#### Records for this task:
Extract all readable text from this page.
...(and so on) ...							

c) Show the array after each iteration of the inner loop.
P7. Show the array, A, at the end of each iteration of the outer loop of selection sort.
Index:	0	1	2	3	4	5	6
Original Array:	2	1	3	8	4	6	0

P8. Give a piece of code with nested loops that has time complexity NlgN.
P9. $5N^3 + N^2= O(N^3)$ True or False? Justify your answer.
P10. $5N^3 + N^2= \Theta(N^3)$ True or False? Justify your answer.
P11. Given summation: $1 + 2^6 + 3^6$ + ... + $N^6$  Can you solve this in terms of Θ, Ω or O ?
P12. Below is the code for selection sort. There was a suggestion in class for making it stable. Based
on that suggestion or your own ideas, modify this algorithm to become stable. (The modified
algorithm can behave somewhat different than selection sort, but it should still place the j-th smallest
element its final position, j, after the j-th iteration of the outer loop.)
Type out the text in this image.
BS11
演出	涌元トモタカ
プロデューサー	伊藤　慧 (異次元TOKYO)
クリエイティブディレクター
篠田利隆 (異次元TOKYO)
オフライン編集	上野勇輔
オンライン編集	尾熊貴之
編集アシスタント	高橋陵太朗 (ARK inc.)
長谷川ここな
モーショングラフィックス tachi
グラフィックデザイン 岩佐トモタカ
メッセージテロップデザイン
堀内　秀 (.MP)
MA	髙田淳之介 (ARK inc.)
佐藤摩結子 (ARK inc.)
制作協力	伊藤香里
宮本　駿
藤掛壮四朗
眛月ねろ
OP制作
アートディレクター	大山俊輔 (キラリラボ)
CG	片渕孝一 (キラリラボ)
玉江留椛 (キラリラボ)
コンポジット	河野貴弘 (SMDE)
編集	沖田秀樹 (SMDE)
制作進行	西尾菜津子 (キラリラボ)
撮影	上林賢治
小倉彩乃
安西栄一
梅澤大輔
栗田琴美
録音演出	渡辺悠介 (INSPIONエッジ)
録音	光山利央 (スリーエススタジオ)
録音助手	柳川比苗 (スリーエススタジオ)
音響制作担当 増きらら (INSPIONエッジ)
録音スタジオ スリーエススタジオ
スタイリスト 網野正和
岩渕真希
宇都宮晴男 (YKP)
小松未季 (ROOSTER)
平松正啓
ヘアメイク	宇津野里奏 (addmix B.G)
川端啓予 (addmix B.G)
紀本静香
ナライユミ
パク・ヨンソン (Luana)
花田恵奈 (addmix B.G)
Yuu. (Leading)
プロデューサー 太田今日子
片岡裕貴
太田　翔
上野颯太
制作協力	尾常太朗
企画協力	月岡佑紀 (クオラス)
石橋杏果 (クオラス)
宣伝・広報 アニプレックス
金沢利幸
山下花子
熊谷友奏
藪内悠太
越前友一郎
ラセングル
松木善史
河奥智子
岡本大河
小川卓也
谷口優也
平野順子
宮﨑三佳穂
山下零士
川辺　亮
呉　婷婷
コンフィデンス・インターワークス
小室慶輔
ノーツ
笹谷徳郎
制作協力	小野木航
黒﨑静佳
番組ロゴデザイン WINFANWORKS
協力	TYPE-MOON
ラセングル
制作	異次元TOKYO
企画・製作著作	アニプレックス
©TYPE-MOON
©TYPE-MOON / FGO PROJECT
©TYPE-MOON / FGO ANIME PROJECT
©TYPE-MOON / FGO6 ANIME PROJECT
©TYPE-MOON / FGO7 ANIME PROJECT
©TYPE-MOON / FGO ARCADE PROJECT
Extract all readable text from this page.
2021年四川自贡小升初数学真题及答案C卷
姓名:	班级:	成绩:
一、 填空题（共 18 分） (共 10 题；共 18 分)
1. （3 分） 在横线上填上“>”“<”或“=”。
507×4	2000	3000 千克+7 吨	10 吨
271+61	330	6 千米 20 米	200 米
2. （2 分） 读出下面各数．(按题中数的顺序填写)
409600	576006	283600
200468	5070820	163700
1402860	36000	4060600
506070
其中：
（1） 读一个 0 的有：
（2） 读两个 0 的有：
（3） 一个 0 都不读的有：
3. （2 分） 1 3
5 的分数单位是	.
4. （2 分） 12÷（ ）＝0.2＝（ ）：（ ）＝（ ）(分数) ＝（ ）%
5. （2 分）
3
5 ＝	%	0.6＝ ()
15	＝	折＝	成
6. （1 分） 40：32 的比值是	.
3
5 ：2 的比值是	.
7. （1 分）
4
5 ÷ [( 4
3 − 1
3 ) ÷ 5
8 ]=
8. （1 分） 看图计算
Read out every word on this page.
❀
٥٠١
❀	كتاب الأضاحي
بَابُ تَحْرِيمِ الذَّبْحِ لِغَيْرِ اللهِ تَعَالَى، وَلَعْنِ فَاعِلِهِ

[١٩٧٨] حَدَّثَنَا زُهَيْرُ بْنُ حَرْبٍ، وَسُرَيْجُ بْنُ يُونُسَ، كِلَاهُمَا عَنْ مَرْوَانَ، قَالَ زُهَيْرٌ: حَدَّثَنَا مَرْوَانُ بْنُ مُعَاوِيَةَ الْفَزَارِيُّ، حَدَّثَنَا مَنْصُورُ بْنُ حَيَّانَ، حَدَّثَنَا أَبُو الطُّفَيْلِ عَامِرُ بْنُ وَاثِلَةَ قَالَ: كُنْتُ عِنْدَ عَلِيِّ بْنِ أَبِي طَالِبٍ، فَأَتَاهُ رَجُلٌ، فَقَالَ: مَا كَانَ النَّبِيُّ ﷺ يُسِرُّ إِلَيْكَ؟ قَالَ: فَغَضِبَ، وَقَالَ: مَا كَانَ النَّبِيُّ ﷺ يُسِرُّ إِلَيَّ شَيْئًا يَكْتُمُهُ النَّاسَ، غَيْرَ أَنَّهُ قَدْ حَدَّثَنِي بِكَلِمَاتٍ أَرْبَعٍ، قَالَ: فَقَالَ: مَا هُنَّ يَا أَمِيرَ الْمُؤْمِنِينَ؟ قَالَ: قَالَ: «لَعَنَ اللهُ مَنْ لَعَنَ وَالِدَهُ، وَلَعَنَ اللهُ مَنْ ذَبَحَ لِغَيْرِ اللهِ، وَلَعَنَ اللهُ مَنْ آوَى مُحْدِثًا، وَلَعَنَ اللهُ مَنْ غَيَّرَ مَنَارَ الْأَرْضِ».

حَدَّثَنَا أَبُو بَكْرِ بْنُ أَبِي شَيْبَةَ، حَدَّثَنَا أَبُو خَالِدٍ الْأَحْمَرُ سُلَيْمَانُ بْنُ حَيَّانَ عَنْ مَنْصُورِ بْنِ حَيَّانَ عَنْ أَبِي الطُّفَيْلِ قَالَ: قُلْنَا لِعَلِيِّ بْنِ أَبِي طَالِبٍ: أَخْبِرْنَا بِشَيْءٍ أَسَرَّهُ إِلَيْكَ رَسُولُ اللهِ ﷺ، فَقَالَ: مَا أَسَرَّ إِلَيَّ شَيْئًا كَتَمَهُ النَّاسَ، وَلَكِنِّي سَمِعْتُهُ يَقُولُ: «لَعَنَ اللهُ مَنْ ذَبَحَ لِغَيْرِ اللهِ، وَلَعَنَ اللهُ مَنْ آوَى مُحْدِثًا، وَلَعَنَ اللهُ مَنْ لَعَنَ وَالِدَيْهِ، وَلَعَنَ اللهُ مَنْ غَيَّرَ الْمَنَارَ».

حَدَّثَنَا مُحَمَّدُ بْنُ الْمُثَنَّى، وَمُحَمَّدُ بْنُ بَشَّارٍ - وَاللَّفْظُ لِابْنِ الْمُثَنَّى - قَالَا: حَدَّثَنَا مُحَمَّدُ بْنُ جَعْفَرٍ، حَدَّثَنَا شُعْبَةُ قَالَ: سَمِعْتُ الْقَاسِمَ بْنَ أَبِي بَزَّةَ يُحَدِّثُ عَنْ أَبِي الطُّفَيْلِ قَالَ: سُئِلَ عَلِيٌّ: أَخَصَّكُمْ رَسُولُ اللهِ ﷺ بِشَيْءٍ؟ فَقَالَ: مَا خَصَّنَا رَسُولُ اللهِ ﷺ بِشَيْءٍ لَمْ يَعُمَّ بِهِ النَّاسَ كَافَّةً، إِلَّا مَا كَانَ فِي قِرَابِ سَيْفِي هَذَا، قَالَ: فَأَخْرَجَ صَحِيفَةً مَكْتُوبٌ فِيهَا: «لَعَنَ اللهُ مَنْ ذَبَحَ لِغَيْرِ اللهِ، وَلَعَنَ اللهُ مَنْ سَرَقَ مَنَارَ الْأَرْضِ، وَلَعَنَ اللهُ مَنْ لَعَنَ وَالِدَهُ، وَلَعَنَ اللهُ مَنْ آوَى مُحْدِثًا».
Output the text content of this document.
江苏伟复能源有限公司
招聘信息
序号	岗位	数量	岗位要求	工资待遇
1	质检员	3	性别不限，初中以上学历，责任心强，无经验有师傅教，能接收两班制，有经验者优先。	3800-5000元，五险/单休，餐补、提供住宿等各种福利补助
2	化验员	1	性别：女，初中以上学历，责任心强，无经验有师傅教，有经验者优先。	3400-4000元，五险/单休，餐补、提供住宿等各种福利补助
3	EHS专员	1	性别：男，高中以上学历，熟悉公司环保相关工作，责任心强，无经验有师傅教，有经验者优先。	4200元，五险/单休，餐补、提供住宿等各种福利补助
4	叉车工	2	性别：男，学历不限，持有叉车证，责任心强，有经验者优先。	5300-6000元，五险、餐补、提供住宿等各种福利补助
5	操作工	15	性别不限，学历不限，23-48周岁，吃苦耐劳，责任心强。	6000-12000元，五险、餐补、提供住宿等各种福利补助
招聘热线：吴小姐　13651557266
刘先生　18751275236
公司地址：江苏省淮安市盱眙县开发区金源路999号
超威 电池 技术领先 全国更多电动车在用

#### Work to be completed:
Repeat exactly the lines above from the line that contains "Output the text content of this document." through the end. Include both of these ends; leave out everything else.

#### Full response:
Output the text content of this document.
江苏伟复能源有限公司
招聘信息
序号	岗位	数量	岗位要求	工资待遇
1	质检员	3	性别不限，初中以上学历，责任心强，无经验有师傅教，能接收两班制，有经验者优先。	3800-5000元，五险/单休，餐补、提供住宿等各种福利补助
2	化验员	1	性别：女，初中以上学历，责任心强，无经验有师傅教，有经验者优先。	3400-4000元，五险/单休，餐补、提供住宿等各种福利补助
3	EHS专员	1	性别：男，高中以上学历，熟悉公司环保相关工作，责任心强，无经验有师傅教，有经验者优先。	4200元，五险/单休，餐补、提供住宿等各种福利补助
4	叉车工	2	性别：男，学历不限，持有叉车证，责任心强，有经验者优先。	5300-6000元，五险、餐补、提供住宿等各种福利补助
5	操作工	15	性别不限，学历不限，23-48周岁，吃苦耐劳，责任心强。	6000-12000元，五险、餐补、提供住宿等各种福利补助
招聘热线：吴小姐　13651557266
刘先生　18751275236
公司地址：江苏省淮安市盱眙县开发区金源路999号
超威 电池 技术领先 全国更多电动车在用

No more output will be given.